* [Supplied text]:
Leaders: Get to know your blindspots

blind spotsBlindspots are those aspects of us such as our behaviour, attitude, values and beliefs that we are not even aware that we are operating or “acting out” of.  Blindspots are what others can often so clearly see in us and yet we remain oblivious to.  And blindspots can also be what gets us in trouble including career derailment. As Sir John Whitmore, author of the best selling “Coaching for Performance” and the mulitiple title holder of the British and European Motor Racing Champion puts it,  “we have a measure of choice and control over what we are aware of, but what we are unaware of controls us.”

Blindspots can be like the “pink elephants”, often (be) staring straight at us but we don’t have the perspective or context to (quite) get it.  At other times, the issue can be such a big, entrenched one that again it’s not so easy to grasp.  One can literally be “blindsided” by it!

The good news is that once we awaken to our blindspots, it can be our greatest opportunity for learning, growth and development. The awakening happens typically when we get given some feedback or feedforward from a colleague, manager, team member or a loved one.  However, the transformative opportunities latent in the blindspots can only be realised if we acknowledge, take responsibility, and own the feedback and take appropriate action. 

In my leadership coaching some of the greatest breakthroughs have happened when the “penny finally drops” and the lights go on.  As one GM said, “Knowing what I do now, makes what I was doing totally redundant and ineffective. It’s not rocket science, what I have to do to become a better leader.”

So here’s the SQ perspective (wisdom) on how to become more aware of  your blindspots.

* [Set task]: List each person the text on leadership blindspots names as a possible source of feedback or feedforward.

* [Material provided]:
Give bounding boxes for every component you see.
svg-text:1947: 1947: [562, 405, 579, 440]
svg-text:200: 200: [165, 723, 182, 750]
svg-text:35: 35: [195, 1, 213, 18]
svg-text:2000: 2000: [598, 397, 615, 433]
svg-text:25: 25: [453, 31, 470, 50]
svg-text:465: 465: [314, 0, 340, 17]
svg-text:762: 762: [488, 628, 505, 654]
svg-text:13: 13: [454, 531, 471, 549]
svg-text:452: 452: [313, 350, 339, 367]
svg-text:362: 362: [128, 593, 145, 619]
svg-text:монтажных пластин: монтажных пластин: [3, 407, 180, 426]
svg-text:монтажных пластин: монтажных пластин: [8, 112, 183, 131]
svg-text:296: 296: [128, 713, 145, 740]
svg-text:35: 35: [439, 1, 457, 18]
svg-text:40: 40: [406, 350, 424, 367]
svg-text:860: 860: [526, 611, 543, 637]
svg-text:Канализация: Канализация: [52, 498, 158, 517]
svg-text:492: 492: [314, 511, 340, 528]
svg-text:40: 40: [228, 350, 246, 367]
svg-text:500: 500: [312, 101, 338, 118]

--

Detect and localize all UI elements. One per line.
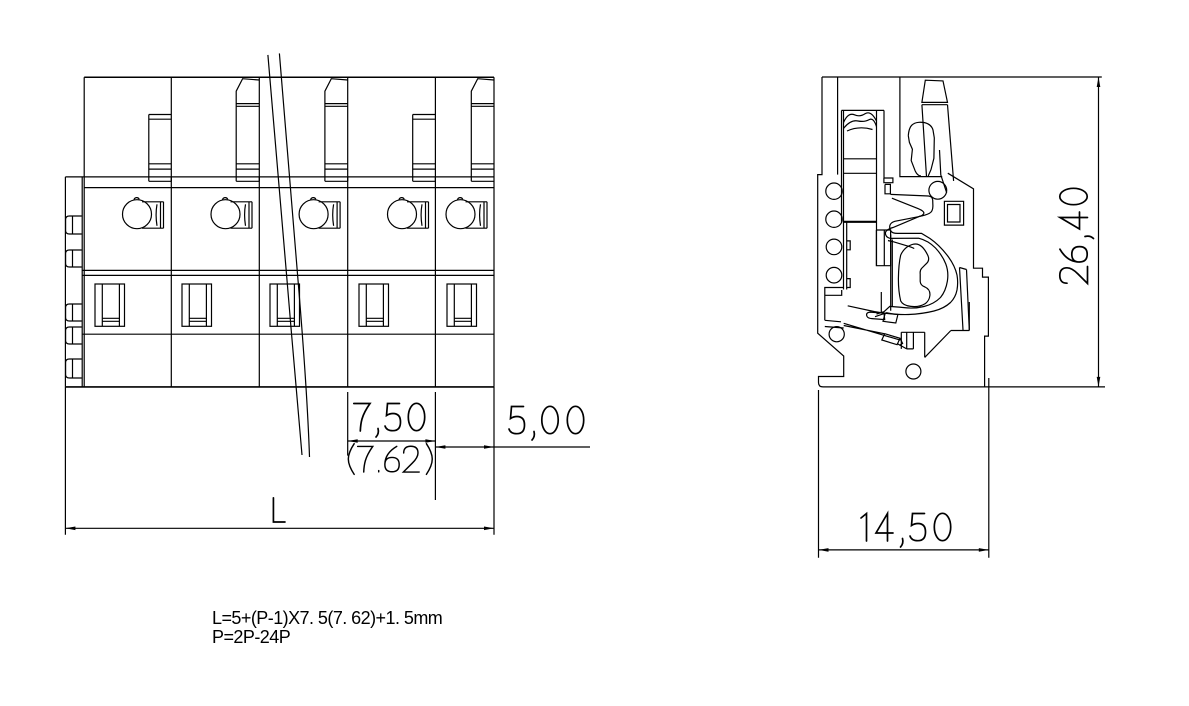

--

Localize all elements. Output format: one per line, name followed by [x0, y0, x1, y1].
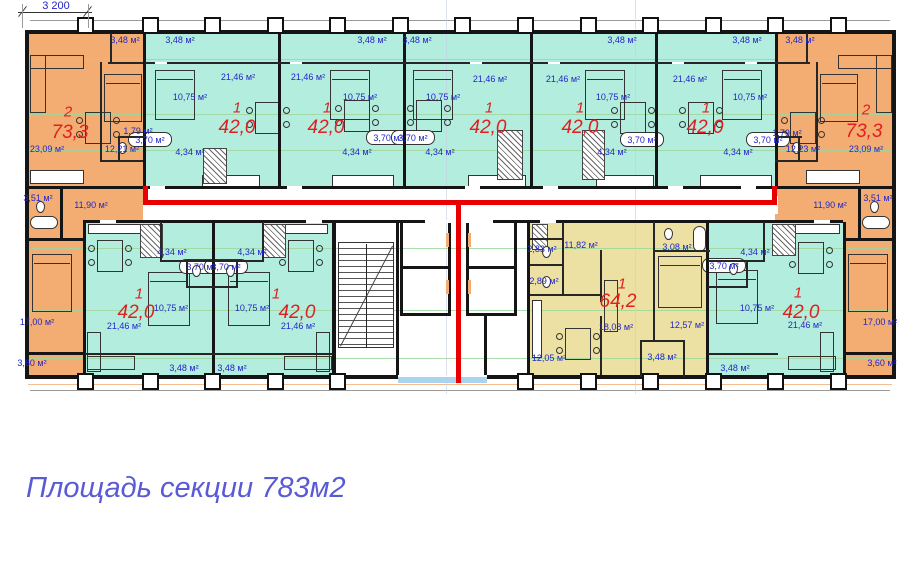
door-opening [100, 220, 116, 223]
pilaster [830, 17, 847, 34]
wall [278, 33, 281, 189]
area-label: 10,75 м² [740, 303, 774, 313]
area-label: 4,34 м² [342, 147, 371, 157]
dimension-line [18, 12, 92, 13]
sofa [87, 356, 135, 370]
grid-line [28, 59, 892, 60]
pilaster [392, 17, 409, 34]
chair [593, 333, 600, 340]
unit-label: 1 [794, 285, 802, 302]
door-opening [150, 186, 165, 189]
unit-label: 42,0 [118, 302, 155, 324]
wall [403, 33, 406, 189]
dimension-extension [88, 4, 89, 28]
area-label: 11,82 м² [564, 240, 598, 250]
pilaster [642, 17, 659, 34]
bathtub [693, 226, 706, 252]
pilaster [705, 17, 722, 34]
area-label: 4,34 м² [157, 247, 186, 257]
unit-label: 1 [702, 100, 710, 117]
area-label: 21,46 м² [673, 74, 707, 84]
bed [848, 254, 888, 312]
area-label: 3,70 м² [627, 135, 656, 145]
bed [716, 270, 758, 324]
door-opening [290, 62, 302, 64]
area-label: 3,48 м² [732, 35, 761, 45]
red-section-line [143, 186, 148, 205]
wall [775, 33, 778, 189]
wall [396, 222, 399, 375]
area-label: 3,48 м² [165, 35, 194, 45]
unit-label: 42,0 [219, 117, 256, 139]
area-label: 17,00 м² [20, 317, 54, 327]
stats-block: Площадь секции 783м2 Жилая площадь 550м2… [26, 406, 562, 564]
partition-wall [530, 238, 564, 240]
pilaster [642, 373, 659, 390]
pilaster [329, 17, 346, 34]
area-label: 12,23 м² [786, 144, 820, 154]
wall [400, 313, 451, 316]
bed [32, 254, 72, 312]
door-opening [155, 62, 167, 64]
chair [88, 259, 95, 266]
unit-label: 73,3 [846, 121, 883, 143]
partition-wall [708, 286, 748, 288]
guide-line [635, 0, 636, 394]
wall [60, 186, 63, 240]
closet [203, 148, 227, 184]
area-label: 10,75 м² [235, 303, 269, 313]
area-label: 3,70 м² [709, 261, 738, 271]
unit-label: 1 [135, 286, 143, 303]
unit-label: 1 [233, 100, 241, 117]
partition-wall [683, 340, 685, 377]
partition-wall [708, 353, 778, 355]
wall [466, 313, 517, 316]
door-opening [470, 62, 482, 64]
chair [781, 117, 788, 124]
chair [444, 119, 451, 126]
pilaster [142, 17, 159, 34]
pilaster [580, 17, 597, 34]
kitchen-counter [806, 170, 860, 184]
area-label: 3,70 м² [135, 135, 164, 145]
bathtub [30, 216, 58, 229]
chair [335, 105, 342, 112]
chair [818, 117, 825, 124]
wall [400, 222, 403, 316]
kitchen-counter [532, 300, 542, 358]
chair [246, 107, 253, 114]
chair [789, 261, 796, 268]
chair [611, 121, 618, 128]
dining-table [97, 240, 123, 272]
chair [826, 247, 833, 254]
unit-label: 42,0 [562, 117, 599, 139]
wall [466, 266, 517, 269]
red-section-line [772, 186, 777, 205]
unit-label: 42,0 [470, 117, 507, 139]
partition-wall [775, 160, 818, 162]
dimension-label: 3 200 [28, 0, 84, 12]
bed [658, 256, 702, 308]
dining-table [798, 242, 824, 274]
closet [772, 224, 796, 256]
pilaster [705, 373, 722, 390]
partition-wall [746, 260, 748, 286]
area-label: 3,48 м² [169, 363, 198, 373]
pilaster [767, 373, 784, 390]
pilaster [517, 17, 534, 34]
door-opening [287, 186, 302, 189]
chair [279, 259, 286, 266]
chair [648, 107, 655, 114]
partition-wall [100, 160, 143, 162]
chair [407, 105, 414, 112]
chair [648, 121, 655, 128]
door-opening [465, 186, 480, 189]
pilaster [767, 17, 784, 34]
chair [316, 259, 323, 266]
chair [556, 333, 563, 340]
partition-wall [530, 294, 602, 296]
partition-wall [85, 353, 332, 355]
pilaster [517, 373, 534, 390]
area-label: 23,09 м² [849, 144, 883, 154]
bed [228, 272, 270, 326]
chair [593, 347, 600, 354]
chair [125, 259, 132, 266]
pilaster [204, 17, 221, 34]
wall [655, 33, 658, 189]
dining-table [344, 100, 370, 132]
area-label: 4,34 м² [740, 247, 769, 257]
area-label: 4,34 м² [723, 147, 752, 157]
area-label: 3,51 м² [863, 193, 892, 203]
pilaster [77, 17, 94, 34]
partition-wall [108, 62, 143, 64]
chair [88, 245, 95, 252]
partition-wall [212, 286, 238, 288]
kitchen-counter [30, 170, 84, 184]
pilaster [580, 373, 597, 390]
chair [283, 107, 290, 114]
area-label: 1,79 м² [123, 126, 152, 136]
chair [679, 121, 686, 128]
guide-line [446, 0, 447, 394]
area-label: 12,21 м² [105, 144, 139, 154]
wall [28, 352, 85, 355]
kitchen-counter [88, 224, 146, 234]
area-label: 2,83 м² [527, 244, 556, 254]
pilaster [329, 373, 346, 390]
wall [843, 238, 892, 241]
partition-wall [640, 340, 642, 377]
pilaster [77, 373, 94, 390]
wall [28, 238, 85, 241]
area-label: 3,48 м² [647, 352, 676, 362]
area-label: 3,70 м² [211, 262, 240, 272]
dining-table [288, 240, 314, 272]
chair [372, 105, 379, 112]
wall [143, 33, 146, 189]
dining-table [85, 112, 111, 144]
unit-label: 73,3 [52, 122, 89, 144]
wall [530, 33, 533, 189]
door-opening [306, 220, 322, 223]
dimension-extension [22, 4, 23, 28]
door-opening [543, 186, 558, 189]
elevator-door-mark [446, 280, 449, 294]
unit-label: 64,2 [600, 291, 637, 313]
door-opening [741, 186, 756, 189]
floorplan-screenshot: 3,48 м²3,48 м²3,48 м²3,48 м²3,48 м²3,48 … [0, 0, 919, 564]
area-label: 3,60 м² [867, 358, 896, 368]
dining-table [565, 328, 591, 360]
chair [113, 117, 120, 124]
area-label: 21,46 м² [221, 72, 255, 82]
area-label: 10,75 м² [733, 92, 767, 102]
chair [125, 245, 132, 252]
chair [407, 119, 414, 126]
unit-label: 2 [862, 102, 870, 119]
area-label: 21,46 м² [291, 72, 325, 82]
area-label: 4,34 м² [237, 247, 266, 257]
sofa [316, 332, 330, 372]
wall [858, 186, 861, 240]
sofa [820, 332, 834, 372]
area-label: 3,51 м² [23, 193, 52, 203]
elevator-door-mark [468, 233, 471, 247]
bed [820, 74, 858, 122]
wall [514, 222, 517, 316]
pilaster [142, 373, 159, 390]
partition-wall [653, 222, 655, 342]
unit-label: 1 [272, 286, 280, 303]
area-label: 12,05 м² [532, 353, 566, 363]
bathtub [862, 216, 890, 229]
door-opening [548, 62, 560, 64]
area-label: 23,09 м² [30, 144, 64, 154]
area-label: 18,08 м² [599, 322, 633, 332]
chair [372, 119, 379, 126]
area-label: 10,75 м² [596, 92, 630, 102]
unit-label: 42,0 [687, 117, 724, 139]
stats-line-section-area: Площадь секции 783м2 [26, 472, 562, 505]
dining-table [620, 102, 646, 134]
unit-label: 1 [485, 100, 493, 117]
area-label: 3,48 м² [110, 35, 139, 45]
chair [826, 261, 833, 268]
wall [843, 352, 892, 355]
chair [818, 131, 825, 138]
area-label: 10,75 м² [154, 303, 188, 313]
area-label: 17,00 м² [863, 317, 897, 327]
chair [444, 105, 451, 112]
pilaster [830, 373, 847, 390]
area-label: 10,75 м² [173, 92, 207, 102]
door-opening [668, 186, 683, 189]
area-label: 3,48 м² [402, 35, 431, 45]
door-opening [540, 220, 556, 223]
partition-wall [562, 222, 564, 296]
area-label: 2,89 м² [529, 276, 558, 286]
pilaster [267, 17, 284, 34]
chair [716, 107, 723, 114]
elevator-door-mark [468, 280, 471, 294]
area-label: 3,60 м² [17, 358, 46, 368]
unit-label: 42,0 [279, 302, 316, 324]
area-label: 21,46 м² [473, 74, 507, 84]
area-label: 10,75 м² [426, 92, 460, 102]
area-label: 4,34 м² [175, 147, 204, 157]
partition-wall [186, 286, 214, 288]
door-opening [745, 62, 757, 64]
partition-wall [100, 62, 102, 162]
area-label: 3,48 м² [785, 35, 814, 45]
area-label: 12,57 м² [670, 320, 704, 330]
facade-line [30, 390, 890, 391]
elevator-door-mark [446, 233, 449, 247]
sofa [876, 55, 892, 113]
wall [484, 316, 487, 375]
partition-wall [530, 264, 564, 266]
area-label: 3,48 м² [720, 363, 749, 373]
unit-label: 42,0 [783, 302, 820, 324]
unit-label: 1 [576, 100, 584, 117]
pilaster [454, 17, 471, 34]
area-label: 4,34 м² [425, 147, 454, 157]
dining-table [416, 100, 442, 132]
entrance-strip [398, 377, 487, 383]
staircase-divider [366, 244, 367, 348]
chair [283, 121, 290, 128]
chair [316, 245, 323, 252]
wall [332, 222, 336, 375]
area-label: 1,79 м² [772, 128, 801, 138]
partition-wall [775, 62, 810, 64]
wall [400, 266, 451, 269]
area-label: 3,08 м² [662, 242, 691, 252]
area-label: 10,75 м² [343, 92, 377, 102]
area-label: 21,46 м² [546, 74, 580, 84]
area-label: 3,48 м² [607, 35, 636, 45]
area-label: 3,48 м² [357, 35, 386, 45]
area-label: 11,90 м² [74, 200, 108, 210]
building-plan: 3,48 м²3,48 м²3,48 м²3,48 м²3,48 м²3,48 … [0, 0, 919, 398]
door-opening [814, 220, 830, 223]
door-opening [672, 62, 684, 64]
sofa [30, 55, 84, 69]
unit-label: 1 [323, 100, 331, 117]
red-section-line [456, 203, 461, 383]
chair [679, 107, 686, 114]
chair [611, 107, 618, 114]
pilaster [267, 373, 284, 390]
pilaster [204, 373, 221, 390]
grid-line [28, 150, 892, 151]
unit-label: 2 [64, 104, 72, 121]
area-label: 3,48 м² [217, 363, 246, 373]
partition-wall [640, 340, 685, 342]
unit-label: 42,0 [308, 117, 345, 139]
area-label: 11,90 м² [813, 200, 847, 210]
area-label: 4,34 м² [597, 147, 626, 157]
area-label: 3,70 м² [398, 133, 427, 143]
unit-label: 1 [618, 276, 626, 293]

* [The answer]: a colleague, a manager, a team member, a loved one